**What is asked**
Please copy the records below word for word, changing nothing.

**Input rows**
______

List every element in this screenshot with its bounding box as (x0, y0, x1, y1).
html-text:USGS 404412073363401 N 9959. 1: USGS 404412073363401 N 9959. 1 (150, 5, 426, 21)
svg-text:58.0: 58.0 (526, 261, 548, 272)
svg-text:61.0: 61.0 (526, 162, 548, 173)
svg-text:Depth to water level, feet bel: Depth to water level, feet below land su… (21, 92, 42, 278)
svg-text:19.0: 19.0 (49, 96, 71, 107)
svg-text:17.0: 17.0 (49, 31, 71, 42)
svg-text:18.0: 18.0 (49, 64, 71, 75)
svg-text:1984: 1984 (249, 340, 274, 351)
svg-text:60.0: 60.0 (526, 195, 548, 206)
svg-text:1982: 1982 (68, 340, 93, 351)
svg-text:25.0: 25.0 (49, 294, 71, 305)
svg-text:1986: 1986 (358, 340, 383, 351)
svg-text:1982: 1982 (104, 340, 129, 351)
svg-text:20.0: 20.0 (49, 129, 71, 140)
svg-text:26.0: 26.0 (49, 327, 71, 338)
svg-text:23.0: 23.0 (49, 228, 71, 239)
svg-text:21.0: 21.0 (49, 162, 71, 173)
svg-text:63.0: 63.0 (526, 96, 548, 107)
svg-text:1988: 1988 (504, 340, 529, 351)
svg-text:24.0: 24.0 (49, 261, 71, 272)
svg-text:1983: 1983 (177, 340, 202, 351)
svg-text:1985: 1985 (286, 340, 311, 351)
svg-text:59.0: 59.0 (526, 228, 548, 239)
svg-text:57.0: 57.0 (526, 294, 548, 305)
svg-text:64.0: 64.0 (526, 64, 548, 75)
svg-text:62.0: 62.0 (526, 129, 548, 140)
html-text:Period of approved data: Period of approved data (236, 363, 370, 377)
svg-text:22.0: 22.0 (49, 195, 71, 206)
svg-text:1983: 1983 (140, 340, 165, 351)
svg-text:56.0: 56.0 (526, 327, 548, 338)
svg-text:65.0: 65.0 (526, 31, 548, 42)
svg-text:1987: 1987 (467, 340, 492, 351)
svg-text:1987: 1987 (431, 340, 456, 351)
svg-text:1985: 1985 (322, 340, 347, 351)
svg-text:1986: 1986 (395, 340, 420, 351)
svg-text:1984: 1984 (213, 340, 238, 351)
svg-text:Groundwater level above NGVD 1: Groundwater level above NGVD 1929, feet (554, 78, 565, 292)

______

**Written reply**
List every element in this screenshot with its bounding box as (x0, y0, x1, y1).
html-text:USGS 404412073363401 N 9959. 1: USGS 404412073363401 N 9959. 1 (150, 5, 426, 21)
svg-text:58.0: 58.0 (526, 261, 548, 272)
svg-text:61.0: 61.0 (526, 162, 548, 173)
svg-text:Depth to water level, feet bel: Depth to water level, feet below land su… (21, 92, 42, 278)
svg-text:19.0: 19.0 (49, 96, 71, 107)
svg-text:17.0: 17.0 (49, 31, 71, 42)
svg-text:18.0: 18.0 (49, 64, 71, 75)
svg-text:1984: 1984 (249, 340, 274, 351)
svg-text:60.0: 60.0 (526, 195, 548, 206)
svg-text:1982: 1982 (68, 340, 93, 351)
svg-text:25.0: 25.0 (49, 294, 71, 305)
svg-text:1986: 1986 (358, 340, 383, 351)
svg-text:1982: 1982 (104, 340, 129, 351)
svg-text:20.0: 20.0 (49, 129, 71, 140)
svg-text:26.0: 26.0 (49, 327, 71, 338)
svg-text:23.0: 23.0 (49, 228, 71, 239)
svg-text:21.0: 21.0 (49, 162, 71, 173)
svg-text:63.0: 63.0 (526, 96, 548, 107)
svg-text:1988: 1988 (504, 340, 529, 351)
svg-text:24.0: 24.0 (49, 261, 71, 272)
svg-text:1983: 1983 (177, 340, 202, 351)
svg-text:1985: 1985 (286, 340, 311, 351)
svg-text:59.0: 59.0 (526, 228, 548, 239)
svg-text:57.0: 57.0 (526, 294, 548, 305)
svg-text:64.0: 64.0 (526, 64, 548, 75)
svg-text:62.0: 62.0 (526, 129, 548, 140)
html-text:Period of approved data: Period of approved data (236, 363, 370, 377)
svg-text:22.0: 22.0 (49, 195, 71, 206)
svg-text:1983: 1983 (140, 340, 165, 351)
svg-text:56.0: 56.0 (526, 327, 548, 338)
svg-text:65.0: 65.0 (526, 31, 548, 42)
svg-text:1987: 1987 (467, 340, 492, 351)
svg-text:1987: 1987 (431, 340, 456, 351)
svg-text:1985: 1985 (322, 340, 347, 351)
svg-text:1986: 1986 (395, 340, 420, 351)
svg-text:1984: 1984 (213, 340, 238, 351)
svg-text:Groundwater level above NGVD 1: Groundwater level above NGVD 1929, feet (554, 78, 565, 292)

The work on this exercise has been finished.